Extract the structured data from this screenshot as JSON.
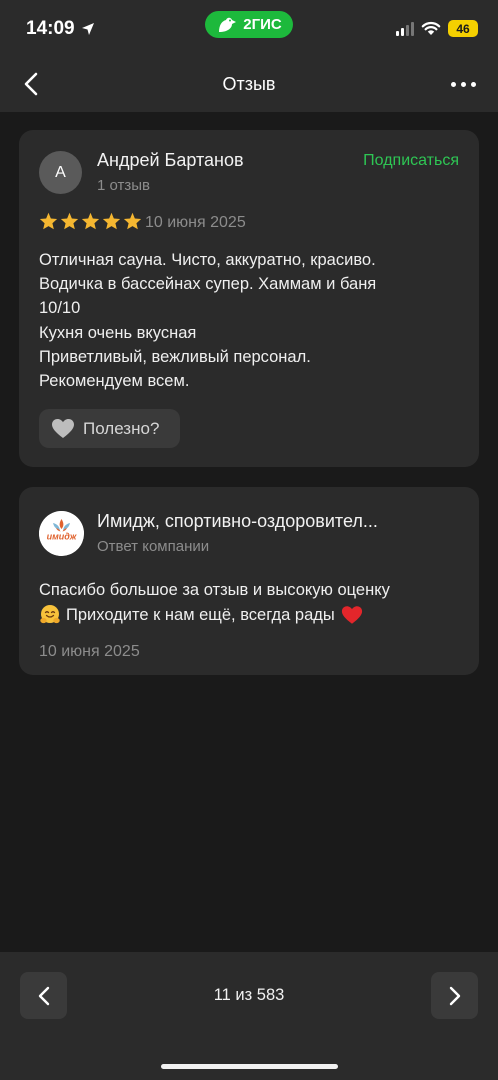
{
  "status_bar": {
    "time": "14:09",
    "brand": "2ГИС",
    "battery": "46",
    "icons": [
      "location-arrow-icon",
      "signal-icon",
      "wifi-icon",
      "battery-icon"
    ]
  },
  "nav": {
    "title": "Отзыв",
    "back_icon": "chevron-left-icon",
    "more_icon": "more-horizontal-icon"
  },
  "review": {
    "avatar_letter": "А",
    "author": "Андрей Бартанов",
    "author_reviews": "1 отзыв",
    "subscribe_label": "Подписаться",
    "rating": 5,
    "rating_max": 5,
    "date": "10 июня 2025",
    "text_lines": [
      "Отличная сауна. Чисто, аккуратно, красиво.",
      "Водичка в бассейнах супер. Хаммам и баня",
      "10/10",
      "Кухня очень вкусная",
      "Приветливый, вежливый персонал.",
      "Рекомендуем всем."
    ],
    "helpful_label": "Полезно?",
    "helpful_icon": "heart-icon"
  },
  "company_reply": {
    "logo_text": "имидж",
    "company_name": "Имидж, спортивно-оздоровител...",
    "subtitle": "Ответ компании",
    "text_line1": "Спасибо большое за отзыв и высокую оценку",
    "text_line2": "Приходите к нам ещё, всегда рады",
    "date": "10 июня 2025"
  },
  "pager": {
    "text": "11 из 583",
    "prev_icon": "chevron-left-icon",
    "next_icon": "chevron-right-icon"
  },
  "colors": {
    "accent_green": "#2ec654",
    "brand_green": "#1db93c",
    "star": "#f5b731",
    "card_bg": "#2b2b2b",
    "page_bg": "#1a1a1a"
  }
}
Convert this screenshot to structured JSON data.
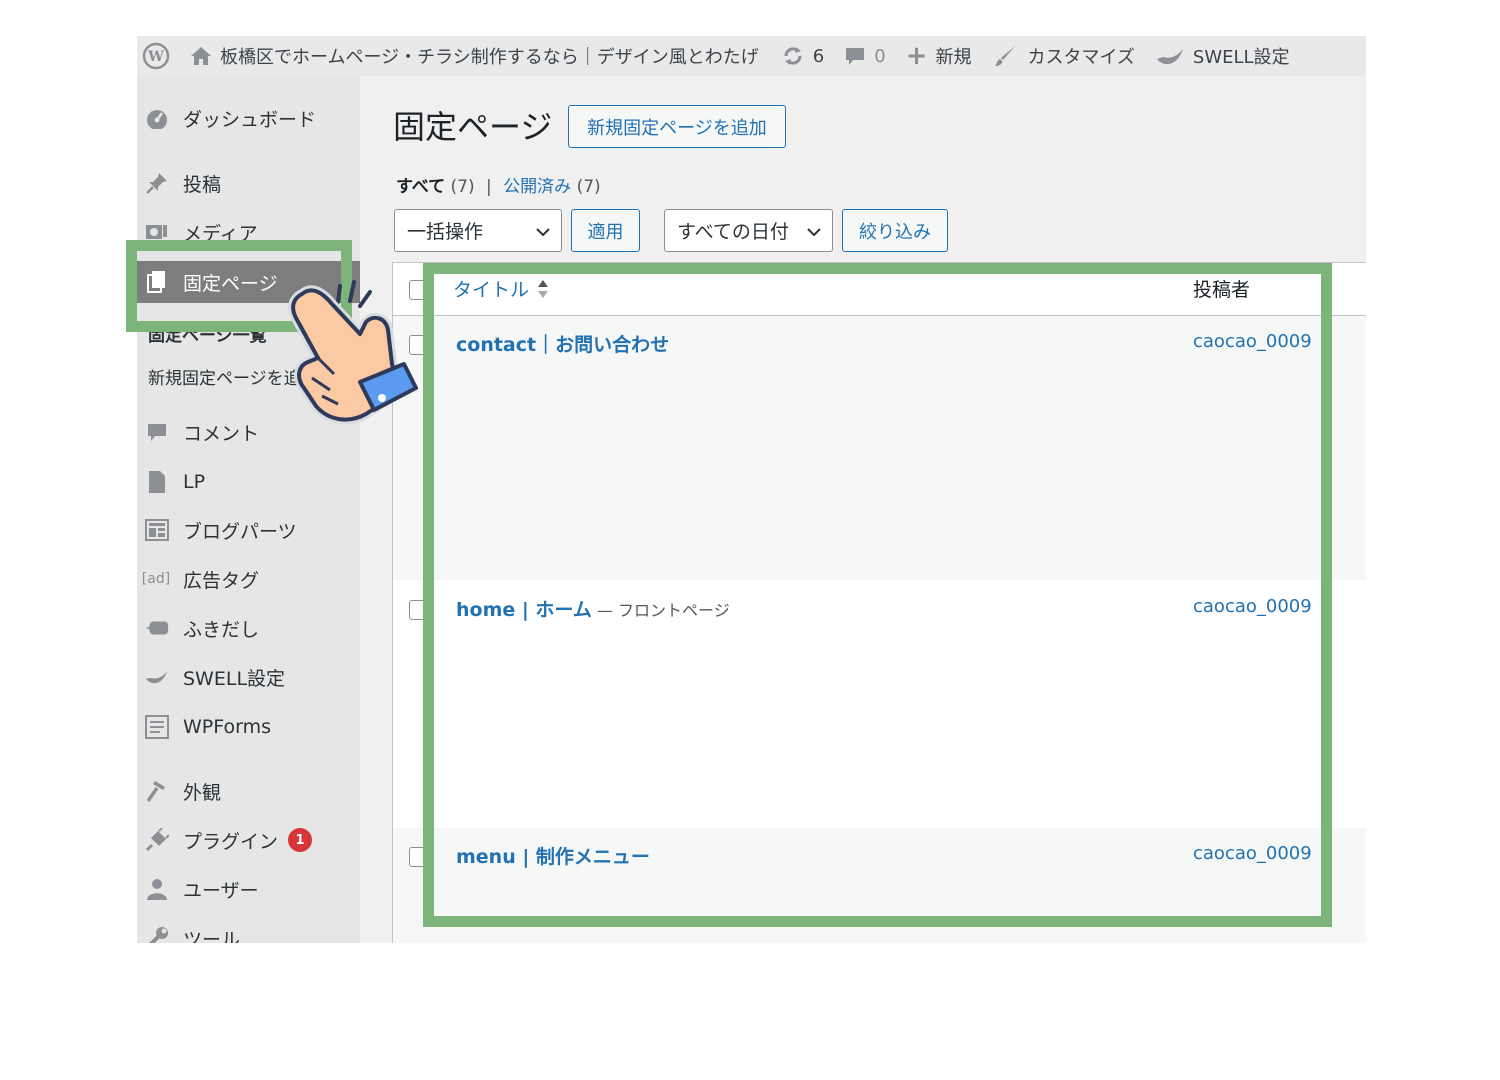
{
  "adminbar": {
    "site_name": "板橋区でホームページ・チラシ制作するなら｜デザイン風とわたげ",
    "updates_count": "6",
    "comments_count": "0",
    "new_label": "新規",
    "customize_label": "カスタマイズ",
    "swell_label": "SWELL設定"
  },
  "sidebar": {
    "dashboard": "ダッシュボード",
    "posts": "投稿",
    "media": "メディア",
    "pages": "固定ページ",
    "pages_all": "固定ページ一覧",
    "pages_new": "新規固定ページを追加",
    "comments": "コメント",
    "lp": "LP",
    "blog_parts": "ブログパーツ",
    "ad_tag_icon": "[ad]",
    "ad_tag": "広告タグ",
    "balloon": "ふきだし",
    "swell": "SWELL設定",
    "wpforms": "WPForms",
    "appearance": "外観",
    "plugins": "プラグイン",
    "plugins_badge": "1",
    "users": "ユーザー",
    "tools": "ツール"
  },
  "main": {
    "title": "固定ページ",
    "add_new_button": "新規固定ページを追加",
    "views": {
      "all_label": "すべて",
      "all_count": "(7)",
      "separator": "|",
      "published_label": "公開済み",
      "published_count": "(7)"
    },
    "bulk_action": "一括操作",
    "apply_button": "適用",
    "date_filter": "すべての日付",
    "filter_button": "絞り込み",
    "table": {
      "col_title": "タイトル",
      "col_author": "投稿者",
      "rows": [
        {
          "title": "contact｜お問い合わせ",
          "state": "",
          "author": "caocao_0009"
        },
        {
          "title": "home | ホーム",
          "state": " — フロントページ",
          "author": "caocao_0009"
        },
        {
          "title": "menu | 制作メニュー",
          "state": "",
          "author": "caocao_0009"
        }
      ]
    }
  },
  "colors": {
    "highlight": "#7db479",
    "link": "#2271b1",
    "active_menu": "#7d7d7d",
    "badge": "#d63638"
  }
}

§ Work to complete: Retype the data above exactly; pictures are not part of the copy.

§ Finished answer:
Extract the structured data from this screenshot as JSON.
{
  "status_bar": {
    "time": "14:09",
    "brand": "2ГИС",
    "battery": "46",
    "icons": [
      "location-arrow-icon",
      "signal-icon",
      "wifi-icon",
      "battery-icon"
    ]
  },
  "nav": {
    "title": "Отзыв",
    "back_icon": "chevron-left-icon",
    "more_icon": "more-horizontal-icon"
  },
  "review": {
    "avatar_letter": "А",
    "author": "Андрей Бартанов",
    "author_reviews": "1 отзыв",
    "subscribe_label": "Подписаться",
    "rating": 5,
    "rating_max": 5,
    "date": "10 июня 2025",
    "text_lines": [
      "Отличная сауна. Чисто, аккуратно, красиво.",
      "Водичка в бассейнах супер. Хаммам и баня",
      "10/10",
      "Кухня очень вкусная",
      "Приветливый, вежливый персонал.",
      "Рекомендуем всем."
    ],
    "helpful_label": "Полезно?",
    "helpful_icon": "heart-icon"
  },
  "company_reply": {
    "logo_text": "имидж",
    "company_name": "Имидж, спортивно-оздоровител...",
    "subtitle": "Ответ компании",
    "text_line1": "Спасибо большое за отзыв и высокую оценку",
    "text_line2": "Приходите к нам ещё, всегда рады",
    "date": "10 июня 2025"
  },
  "pager": {
    "text": "11 из 583",
    "prev_icon": "chevron-left-icon",
    "next_icon": "chevron-right-icon"
  },
  "colors": {
    "accent_green": "#2ec654",
    "brand_green": "#1db93c",
    "star": "#f5b731",
    "card_bg": "#2b2b2b",
    "page_bg": "#1a1a1a"
  }
}
Convert this screenshot to structured JSON data.
{
  "adminbar": {
    "site_name": "板橋区でホームページ・チラシ制作するなら｜デザイン風とわたげ",
    "updates_count": "6",
    "comments_count": "0",
    "new_label": "新規",
    "customize_label": "カスタマイズ",
    "swell_label": "SWELL設定"
  },
  "sidebar": {
    "dashboard": "ダッシュボード",
    "posts": "投稿",
    "media": "メディア",
    "pages": "固定ページ",
    "pages_all": "固定ページ一覧",
    "pages_new": "新規固定ページを追加",
    "comments": "コメント",
    "lp": "LP",
    "blog_parts": "ブログパーツ",
    "ad_tag_icon": "[ad]",
    "ad_tag": "広告タグ",
    "balloon": "ふきだし",
    "swell": "SWELL設定",
    "wpforms": "WPForms",
    "appearance": "外観",
    "plugins": "プラグイン",
    "plugins_badge": "1",
    "users": "ユーザー",
    "tools": "ツール"
  },
  "main": {
    "title": "固定ページ",
    "add_new_button": "新規固定ページを追加",
    "views": {
      "all_label": "すべて",
      "all_count": "(7)",
      "separator": "|",
      "published_label": "公開済み",
      "published_count": "(7)"
    },
    "bulk_action": "一括操作",
    "apply_button": "適用",
    "date_filter": "すべての日付",
    "filter_button": "絞り込み",
    "table": {
      "col_title": "タイトル",
      "col_author": "投稿者",
      "rows": [
        {
          "title": "contact｜お問い合わせ",
          "state": "",
          "author": "caocao_0009"
        },
        {
          "title": "home | ホーム",
          "state": " — フロントページ",
          "author": "caocao_0009"
        },
        {
          "title": "menu | 制作メニュー",
          "state": "",
          "author": "caocao_0009"
        }
      ]
    }
  },
  "colors": {
    "highlight": "#7db479",
    "link": "#2271b1",
    "active_menu": "#7d7d7d",
    "badge": "#d63638"
  }
}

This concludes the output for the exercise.